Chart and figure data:
## Begin

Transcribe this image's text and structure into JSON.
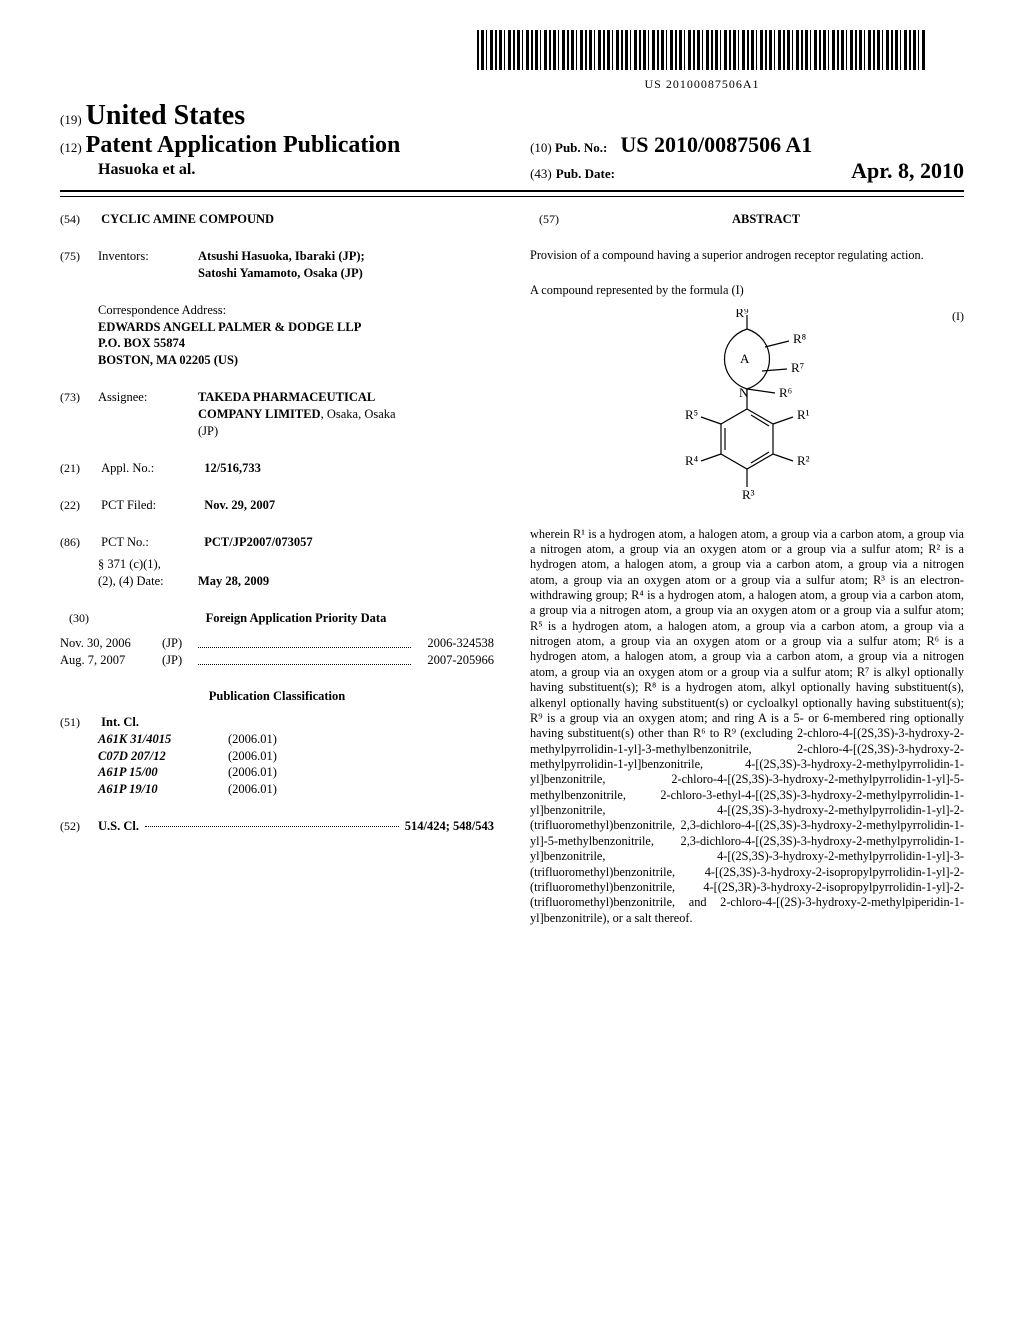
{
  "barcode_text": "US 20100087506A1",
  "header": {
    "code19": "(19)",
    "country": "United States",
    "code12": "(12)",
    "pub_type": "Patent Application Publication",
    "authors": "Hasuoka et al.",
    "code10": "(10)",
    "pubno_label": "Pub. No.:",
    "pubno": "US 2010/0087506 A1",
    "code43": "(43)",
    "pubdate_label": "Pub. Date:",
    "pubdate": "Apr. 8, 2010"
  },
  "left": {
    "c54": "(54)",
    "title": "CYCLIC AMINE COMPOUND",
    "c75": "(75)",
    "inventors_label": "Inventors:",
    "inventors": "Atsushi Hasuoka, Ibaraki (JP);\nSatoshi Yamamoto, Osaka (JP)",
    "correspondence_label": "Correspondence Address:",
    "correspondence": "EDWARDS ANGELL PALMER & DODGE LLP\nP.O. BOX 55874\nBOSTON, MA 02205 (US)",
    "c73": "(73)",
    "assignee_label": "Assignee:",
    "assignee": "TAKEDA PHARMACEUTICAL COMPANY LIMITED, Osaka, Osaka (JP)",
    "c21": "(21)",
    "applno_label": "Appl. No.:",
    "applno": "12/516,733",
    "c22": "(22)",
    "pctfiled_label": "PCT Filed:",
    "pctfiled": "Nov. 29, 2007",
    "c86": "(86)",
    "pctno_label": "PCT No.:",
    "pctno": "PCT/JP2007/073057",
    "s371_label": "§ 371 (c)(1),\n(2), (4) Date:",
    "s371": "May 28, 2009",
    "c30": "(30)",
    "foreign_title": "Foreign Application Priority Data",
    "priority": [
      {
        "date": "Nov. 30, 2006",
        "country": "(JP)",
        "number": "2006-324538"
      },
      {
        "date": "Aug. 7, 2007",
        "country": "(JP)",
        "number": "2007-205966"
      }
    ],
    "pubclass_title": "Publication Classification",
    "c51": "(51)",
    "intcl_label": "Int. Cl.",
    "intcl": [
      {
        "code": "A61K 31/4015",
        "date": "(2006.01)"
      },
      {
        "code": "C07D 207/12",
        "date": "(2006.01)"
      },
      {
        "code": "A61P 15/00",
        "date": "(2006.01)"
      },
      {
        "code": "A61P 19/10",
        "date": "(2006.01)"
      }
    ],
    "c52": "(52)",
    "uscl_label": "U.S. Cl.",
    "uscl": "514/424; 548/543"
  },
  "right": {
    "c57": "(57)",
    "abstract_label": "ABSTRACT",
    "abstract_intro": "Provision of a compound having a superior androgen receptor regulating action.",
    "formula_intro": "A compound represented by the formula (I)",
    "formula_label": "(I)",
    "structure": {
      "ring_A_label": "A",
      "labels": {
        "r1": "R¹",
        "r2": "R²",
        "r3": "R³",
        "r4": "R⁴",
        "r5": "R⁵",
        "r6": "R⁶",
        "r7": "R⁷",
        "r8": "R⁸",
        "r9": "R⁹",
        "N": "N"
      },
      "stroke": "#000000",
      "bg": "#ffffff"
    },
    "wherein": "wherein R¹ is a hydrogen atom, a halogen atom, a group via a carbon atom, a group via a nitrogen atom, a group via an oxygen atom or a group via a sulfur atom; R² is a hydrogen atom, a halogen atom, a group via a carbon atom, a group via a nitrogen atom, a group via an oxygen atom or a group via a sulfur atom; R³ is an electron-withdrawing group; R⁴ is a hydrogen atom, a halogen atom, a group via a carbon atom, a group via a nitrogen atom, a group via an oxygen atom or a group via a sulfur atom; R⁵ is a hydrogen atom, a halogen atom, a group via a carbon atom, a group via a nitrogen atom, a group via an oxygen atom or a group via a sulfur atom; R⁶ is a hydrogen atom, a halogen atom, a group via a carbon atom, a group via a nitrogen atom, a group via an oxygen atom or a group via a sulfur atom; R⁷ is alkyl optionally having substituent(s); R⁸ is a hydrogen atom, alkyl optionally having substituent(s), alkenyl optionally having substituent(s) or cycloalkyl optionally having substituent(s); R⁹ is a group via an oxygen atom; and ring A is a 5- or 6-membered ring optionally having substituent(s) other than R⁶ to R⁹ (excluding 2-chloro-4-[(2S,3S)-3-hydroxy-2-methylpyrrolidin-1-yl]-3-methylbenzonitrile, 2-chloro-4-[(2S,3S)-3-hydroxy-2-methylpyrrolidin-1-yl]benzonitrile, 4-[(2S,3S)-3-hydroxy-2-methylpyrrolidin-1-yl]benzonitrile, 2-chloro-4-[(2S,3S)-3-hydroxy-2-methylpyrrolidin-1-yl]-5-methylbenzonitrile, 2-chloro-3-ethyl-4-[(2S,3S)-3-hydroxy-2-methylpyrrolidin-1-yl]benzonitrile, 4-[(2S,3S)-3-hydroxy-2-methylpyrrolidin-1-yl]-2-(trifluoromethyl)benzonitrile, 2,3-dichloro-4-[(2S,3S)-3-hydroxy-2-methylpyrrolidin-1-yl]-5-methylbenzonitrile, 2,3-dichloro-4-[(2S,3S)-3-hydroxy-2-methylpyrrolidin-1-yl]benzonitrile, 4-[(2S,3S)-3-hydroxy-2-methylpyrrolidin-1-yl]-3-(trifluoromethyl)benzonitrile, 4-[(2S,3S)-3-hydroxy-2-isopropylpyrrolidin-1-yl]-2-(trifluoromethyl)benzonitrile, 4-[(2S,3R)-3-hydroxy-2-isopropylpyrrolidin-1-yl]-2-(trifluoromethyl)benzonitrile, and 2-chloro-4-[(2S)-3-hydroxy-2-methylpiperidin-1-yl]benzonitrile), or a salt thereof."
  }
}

## End
## Begin

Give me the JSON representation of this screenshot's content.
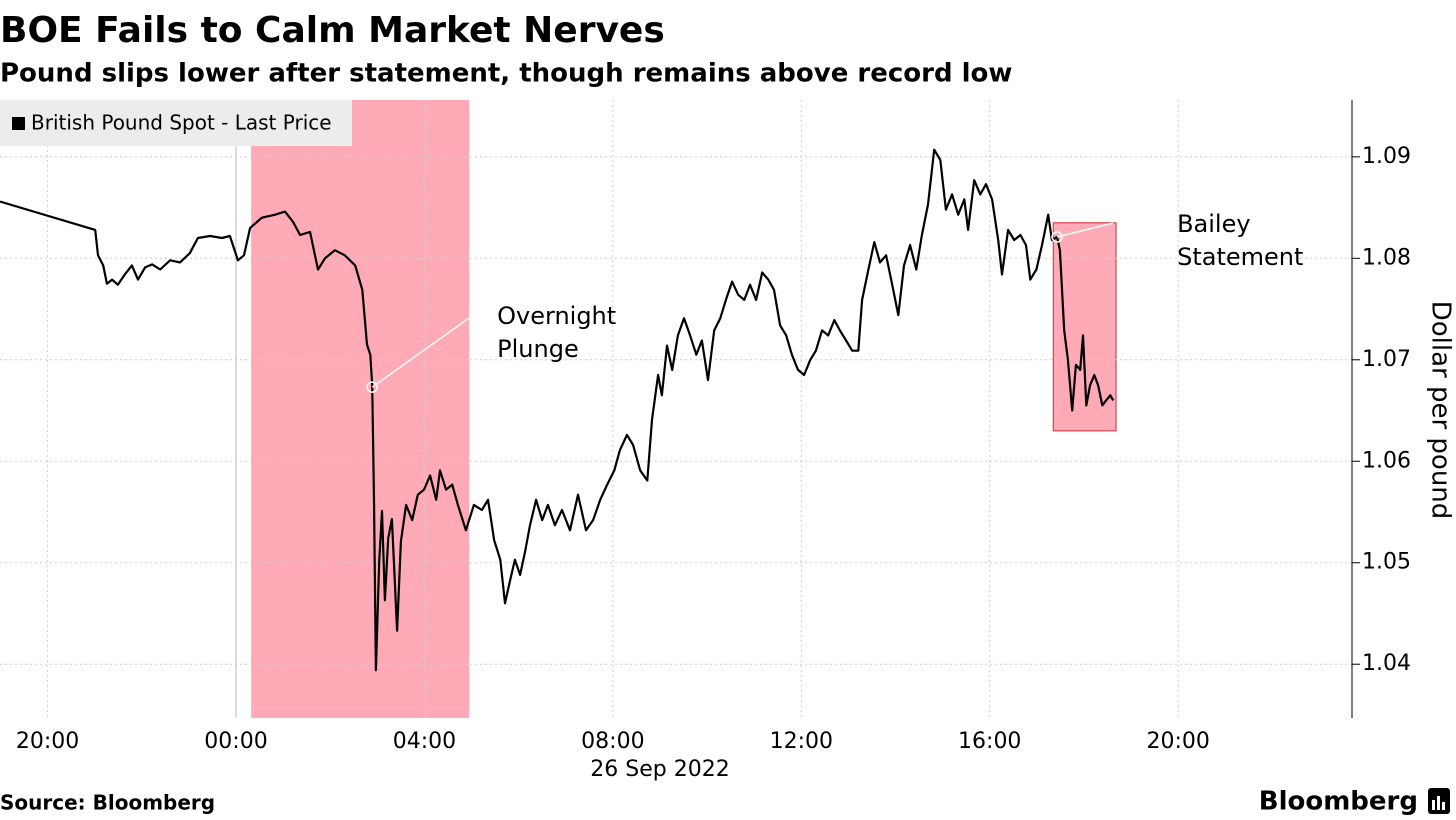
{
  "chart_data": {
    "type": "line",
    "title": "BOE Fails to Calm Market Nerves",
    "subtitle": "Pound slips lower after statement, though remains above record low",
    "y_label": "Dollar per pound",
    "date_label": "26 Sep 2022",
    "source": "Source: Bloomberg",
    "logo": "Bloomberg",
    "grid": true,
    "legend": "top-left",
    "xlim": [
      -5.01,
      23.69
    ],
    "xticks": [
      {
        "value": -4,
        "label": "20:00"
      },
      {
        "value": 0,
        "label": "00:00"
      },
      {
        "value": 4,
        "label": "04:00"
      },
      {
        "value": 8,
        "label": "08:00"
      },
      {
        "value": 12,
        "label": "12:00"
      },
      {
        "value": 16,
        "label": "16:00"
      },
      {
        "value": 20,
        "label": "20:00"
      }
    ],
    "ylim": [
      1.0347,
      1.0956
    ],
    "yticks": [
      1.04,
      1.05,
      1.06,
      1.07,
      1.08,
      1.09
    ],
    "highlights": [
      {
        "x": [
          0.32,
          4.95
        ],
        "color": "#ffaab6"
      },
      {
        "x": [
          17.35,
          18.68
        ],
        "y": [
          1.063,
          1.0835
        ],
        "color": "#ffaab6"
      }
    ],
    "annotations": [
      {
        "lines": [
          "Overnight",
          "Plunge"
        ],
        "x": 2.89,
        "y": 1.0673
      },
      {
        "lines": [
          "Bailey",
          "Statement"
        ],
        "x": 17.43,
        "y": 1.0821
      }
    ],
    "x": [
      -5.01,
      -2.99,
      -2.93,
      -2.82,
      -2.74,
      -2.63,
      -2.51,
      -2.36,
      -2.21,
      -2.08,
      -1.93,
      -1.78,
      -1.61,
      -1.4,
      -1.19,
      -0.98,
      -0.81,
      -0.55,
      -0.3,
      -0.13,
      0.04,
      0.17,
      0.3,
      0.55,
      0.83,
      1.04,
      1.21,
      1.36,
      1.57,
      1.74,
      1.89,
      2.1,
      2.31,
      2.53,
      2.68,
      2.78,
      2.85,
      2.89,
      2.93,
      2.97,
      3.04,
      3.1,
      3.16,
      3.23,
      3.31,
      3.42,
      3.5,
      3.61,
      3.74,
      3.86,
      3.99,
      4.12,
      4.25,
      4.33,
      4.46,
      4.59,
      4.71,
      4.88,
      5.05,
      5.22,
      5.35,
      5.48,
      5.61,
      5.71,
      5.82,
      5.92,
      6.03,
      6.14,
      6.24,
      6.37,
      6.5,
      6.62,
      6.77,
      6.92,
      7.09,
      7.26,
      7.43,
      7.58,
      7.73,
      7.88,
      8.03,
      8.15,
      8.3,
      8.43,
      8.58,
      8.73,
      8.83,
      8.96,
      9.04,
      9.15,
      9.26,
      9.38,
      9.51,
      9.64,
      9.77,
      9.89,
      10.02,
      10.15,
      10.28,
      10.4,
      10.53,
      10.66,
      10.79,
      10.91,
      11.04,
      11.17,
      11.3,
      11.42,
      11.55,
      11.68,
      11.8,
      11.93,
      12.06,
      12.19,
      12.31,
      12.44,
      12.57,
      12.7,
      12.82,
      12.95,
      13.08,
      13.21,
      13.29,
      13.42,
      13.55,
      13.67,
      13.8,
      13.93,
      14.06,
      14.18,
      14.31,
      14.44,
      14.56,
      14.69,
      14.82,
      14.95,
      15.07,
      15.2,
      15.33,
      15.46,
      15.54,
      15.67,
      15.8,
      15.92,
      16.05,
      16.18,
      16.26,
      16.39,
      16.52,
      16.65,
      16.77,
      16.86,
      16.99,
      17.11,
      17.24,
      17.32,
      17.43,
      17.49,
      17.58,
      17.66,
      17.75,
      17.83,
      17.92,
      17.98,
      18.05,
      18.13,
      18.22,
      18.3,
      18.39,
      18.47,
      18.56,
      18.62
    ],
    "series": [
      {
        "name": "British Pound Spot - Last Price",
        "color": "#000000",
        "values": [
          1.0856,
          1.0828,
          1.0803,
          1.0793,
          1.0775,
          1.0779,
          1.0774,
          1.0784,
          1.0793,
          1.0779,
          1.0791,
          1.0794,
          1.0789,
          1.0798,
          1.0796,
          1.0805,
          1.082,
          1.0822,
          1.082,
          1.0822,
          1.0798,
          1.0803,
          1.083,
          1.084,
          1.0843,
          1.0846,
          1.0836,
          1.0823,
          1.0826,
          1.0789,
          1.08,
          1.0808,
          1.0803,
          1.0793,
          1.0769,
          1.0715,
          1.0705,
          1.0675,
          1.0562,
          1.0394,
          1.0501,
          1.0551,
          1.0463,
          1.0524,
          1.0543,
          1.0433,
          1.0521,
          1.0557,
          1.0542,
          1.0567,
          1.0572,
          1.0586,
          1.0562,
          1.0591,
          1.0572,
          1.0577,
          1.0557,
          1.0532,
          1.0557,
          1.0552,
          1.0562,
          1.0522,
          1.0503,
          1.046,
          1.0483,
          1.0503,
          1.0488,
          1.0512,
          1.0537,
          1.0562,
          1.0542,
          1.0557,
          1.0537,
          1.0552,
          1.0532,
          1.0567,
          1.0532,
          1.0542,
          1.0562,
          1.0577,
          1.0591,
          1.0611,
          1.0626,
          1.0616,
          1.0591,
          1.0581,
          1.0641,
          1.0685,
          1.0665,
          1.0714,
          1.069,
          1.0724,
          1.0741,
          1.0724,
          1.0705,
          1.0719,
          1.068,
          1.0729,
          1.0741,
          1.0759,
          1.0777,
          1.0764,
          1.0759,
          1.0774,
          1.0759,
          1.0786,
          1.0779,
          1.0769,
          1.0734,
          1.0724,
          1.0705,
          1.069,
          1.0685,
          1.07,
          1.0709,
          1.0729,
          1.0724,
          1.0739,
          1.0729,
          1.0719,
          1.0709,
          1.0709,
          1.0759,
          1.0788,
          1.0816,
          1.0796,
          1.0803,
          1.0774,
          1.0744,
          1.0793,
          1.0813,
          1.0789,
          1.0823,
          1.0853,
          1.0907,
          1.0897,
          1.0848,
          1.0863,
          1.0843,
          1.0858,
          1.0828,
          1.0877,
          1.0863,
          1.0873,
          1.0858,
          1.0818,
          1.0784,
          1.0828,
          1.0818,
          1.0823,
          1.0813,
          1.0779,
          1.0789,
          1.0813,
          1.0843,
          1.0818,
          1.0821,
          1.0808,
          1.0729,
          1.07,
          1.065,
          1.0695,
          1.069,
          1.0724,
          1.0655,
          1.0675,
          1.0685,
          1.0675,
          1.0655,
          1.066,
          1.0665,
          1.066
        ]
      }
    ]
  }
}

## End

§ **TASK DETAILS**:
Say how many lines in the entries contain the string "Osaka", and leave out everything else.

§ **RESULT FOR THIS EXERCISE**:
2